<<<<

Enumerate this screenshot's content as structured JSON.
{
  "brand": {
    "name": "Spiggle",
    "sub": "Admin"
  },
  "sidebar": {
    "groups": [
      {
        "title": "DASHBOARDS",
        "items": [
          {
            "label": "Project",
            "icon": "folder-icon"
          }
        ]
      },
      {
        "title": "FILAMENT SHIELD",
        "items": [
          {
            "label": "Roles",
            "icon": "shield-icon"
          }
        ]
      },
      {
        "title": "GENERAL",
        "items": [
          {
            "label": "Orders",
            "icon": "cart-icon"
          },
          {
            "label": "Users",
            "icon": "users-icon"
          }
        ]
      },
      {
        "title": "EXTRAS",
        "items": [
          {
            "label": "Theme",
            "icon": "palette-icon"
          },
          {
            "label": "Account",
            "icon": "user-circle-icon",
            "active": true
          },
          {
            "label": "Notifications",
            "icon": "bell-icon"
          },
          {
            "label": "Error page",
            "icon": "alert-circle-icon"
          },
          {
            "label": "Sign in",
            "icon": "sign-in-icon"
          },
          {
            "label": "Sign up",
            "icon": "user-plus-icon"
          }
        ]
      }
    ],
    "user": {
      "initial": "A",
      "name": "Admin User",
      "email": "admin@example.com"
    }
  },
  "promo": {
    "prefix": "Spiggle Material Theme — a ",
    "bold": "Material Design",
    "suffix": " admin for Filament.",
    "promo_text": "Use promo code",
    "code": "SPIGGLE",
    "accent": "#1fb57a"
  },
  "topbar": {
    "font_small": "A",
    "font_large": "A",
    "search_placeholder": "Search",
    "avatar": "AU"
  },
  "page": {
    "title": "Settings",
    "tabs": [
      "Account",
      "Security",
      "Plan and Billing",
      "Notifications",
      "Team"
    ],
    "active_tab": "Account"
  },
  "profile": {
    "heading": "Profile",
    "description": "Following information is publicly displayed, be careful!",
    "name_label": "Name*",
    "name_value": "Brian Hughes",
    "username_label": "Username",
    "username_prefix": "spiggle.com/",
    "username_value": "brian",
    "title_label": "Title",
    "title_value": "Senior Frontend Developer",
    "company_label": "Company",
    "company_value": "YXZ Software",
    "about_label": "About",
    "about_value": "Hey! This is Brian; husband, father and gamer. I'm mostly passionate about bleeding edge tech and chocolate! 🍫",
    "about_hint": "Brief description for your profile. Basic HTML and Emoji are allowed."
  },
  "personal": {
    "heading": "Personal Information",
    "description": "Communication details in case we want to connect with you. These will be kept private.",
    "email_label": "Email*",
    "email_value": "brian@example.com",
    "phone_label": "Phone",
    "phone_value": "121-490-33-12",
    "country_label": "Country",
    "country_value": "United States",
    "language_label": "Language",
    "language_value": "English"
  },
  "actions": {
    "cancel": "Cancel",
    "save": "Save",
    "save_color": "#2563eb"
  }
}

>>>>

**GOAL**
Repeat the entries exactly, all of them.

**OUTPUT FOR THIS EXERCISE**
Enumerate this screenshot's content as structured JSON.
{
  "brand": {
    "name": "Spiggle",
    "sub": "Admin"
  },
  "sidebar": {
    "groups": [
      {
        "title": "DASHBOARDS",
        "items": [
          {
            "label": "Project",
            "icon": "folder-icon"
          }
        ]
      },
      {
        "title": "FILAMENT SHIELD",
        "items": [
          {
            "label": "Roles",
            "icon": "shield-icon"
          }
        ]
      },
      {
        "title": "GENERAL",
        "items": [
          {
            "label": "Orders",
            "icon": "cart-icon"
          },
          {
            "label": "Users",
            "icon": "users-icon"
          }
        ]
      },
      {
        "title": "EXTRAS",
        "items": [
          {
            "label": "Theme",
            "icon": "palette-icon"
          },
          {
            "label": "Account",
            "icon": "user-circle-icon",
            "active": true
          },
          {
            "label": "Notifications",
            "icon": "bell-icon"
          },
          {
            "label": "Error page",
            "icon": "alert-circle-icon"
          },
          {
            "label": "Sign in",
            "icon": "sign-in-icon"
          },
          {
            "label": "Sign up",
            "icon": "user-plus-icon"
          }
        ]
      }
    ],
    "user": {
      "initial": "A",
      "name": "Admin User",
      "email": "admin@example.com"
    }
  },
  "promo": {
    "prefix": "Spiggle Material Theme — a ",
    "bold": "Material Design",
    "suffix": " admin for Filament.",
    "promo_text": "Use promo code",
    "code": "SPIGGLE",
    "accent": "#1fb57a"
  },
  "topbar": {
    "font_small": "A",
    "font_large": "A",
    "search_placeholder": "Search",
    "avatar": "AU"
  },
  "page": {
    "title": "Settings",
    "tabs": [
      "Account",
      "Security",
      "Plan and Billing",
      "Notifications",
      "Team"
    ],
    "active_tab": "Account"
  },
  "profile": {
    "heading": "Profile",
    "description": "Following information is publicly displayed, be careful!",
    "name_label": "Name*",
    "name_value": "Brian Hughes",
    "username_label": "Username",
    "username_prefix": "spiggle.com/",
    "username_value": "brian",
    "title_label": "Title",
    "title_value": "Senior Frontend Developer",
    "company_label": "Company",
    "company_value": "YXZ Software",
    "about_label": "About",
    "about_value": "Hey! This is Brian; husband, father and gamer. I'm mostly passionate about bleeding edge tech and chocolate! 🍫",
    "about_hint": "Brief description for your profile. Basic HTML and Emoji are allowed."
  },
  "personal": {
    "heading": "Personal Information",
    "description": "Communication details in case we want to connect with you. These will be kept private.",
    "email_label": "Email*",
    "email_value": "brian@example.com",
    "phone_label": "Phone",
    "phone_value": "121-490-33-12",
    "country_label": "Country",
    "country_value": "United States",
    "language_label": "Language",
    "language_value": "English"
  },
  "actions": {
    "cancel": "Cancel",
    "save": "Save",
    "save_color": "#2563eb"
  }
}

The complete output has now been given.